### Required work
Go through the records and give each one again exactly.

### Stored data
=-=-=

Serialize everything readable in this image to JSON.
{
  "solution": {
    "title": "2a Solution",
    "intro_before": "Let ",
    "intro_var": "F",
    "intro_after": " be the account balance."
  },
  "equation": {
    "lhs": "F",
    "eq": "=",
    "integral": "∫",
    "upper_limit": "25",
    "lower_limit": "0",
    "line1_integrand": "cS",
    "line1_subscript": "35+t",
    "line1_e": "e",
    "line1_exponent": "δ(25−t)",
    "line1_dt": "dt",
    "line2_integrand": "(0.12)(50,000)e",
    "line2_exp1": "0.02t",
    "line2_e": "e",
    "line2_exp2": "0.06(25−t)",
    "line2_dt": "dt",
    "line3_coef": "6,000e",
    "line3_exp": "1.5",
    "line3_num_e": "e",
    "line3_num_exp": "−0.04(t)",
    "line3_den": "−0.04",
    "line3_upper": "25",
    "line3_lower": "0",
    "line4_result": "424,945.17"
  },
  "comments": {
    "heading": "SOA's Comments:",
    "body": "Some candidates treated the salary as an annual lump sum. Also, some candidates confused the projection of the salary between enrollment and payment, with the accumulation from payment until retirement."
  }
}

=-=-=

### The answer
Serialize everything readable in this image to JSON.
{
  "solution": {
    "title": "2a Solution",
    "intro_before": "Let ",
    "intro_var": "F",
    "intro_after": " be the account balance."
  },
  "equation": {
    "lhs": "F",
    "eq": "=",
    "integral": "∫",
    "upper_limit": "25",
    "lower_limit": "0",
    "line1_integrand": "cS",
    "line1_subscript": "35+t",
    "line1_e": "e",
    "line1_exponent": "δ(25−t)",
    "line1_dt": "dt",
    "line2_integrand": "(0.12)(50,000)e",
    "line2_exp1": "0.02t",
    "line2_e": "e",
    "line2_exp2": "0.06(25−t)",
    "line2_dt": "dt",
    "line3_coef": "6,000e",
    "line3_exp": "1.5",
    "line3_num_e": "e",
    "line3_num_exp": "−0.04(t)",
    "line3_den": "−0.04",
    "line3_upper": "25",
    "line3_lower": "0",
    "line4_result": "424,945.17"
  },
  "comments": {
    "heading": "SOA's Comments:",
    "body": "Some candidates treated the salary as an annual lump sum. Also, some candidates confused the projection of the salary between enrollment and payment, with the accumulation from payment until retirement."
  }
}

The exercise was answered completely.